### Written problem
Do not carry the pictures over; copy every other part of the entries exactly.

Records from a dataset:
******
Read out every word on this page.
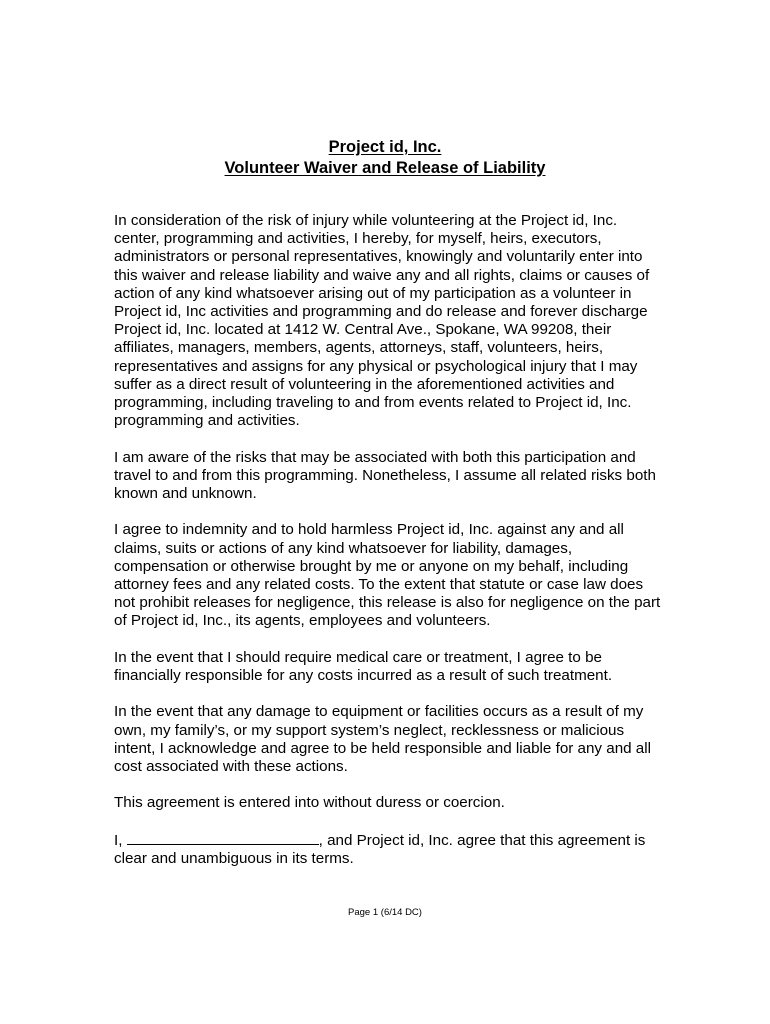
Project id, Inc.
Volunteer Waiver and Release of Liability

In consideration of the risk of injury while volunteering at the Project id, Inc.
center, programming and activities, I hereby, for myself, heirs, executors,
administrators or personal representatives, knowingly and voluntarily enter into
this waiver and release liability and waive any and all rights, claims or causes of
action of any kind whatsoever arising out of my participation as a volunteer in
Project id, Inc activities and programming and do release and forever discharge
Project id, Inc. located at 1412 W. Central Ave., Spokane, WA 99208, their
affiliates, managers, members, agents, attorneys, staff, volunteers, heirs,
representatives and assigns for any physical or psychological injury that I may
suffer as a direct result of volunteering in the aforementioned activities and
programming, including traveling to and from events related to Project id, Inc.
programming and activities.

I am aware of the risks that may be associated with both this participation and
travel to and from this programming. Nonetheless, I assume all related risks both
known and unknown.

I agree to indemnity and to hold harmless Project id, Inc. against any and all
claims, suits or actions of any kind whatsoever for liability, damages,
compensation or otherwise brought by me or anyone on my behalf, including
attorney fees and any related costs. To the extent that statute or case law does
not prohibit releases for negligence, this release is also for negligence on the part
of Project id, Inc., its agents, employees and volunteers.

In the event that I should require medical care or treatment, I agree to be
financially responsible for any costs incurred as a result of such treatment.

In the event that any damage to equipment or facilities occurs as a result of my
own, my family’s, or my support system’s neglect, recklessness or malicious
intent, I acknowledge and agree to be held responsible and liable for any and all
cost associated with these actions.

This agreement is entered into without duress or coercion.

I,	, and Project id, Inc. agree that this agreement is
clear and unambiguous in its terms.

Page 1 (6/14 DC)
******
### Expected answer
Read out every word on this page.
Project id, Inc.
Volunteer Waiver and Release of Liability

In consideration of the risk of injury while volunteering at the Project id, Inc.
center, programming and activities, I hereby, for myself, heirs, executors,
administrators or personal representatives, knowingly and voluntarily enter into
this waiver and release liability and waive any and all rights, claims or causes of
action of any kind whatsoever arising out of my participation as a volunteer in
Project id, Inc activities and programming and do release and forever discharge
Project id, Inc. located at 1412 W. Central Ave., Spokane, WA 99208, their
affiliates, managers, members, agents, attorneys, staff, volunteers, heirs,
representatives and assigns for any physical or psychological injury that I may
suffer as a direct result of volunteering in the aforementioned activities and
programming, including traveling to and from events related to Project id, Inc.
programming and activities.

I am aware of the risks that may be associated with both this participation and
travel to and from this programming. Nonetheless, I assume all related risks both
known and unknown.

I agree to indemnity and to hold harmless Project id, Inc. against any and all
claims, suits or actions of any kind whatsoever for liability, damages,
compensation or otherwise brought by me or anyone on my behalf, including
attorney fees and any related costs. To the extent that statute or case law does
not prohibit releases for negligence, this release is also for negligence on the part
of Project id, Inc., its agents, employees and volunteers.

In the event that I should require medical care or treatment, I agree to be
financially responsible for any costs incurred as a result of such treatment.

In the event that any damage to equipment or facilities occurs as a result of my
own, my family’s, or my support system’s neglect, recklessness or malicious
intent, I acknowledge and agree to be held responsible and liable for any and all
cost associated with these actions.

This agreement is entered into without duress or coercion.

I,	, and Project id, Inc. agree that this agreement is
clear and unambiguous in its terms.

Page 1 (6/14 DC)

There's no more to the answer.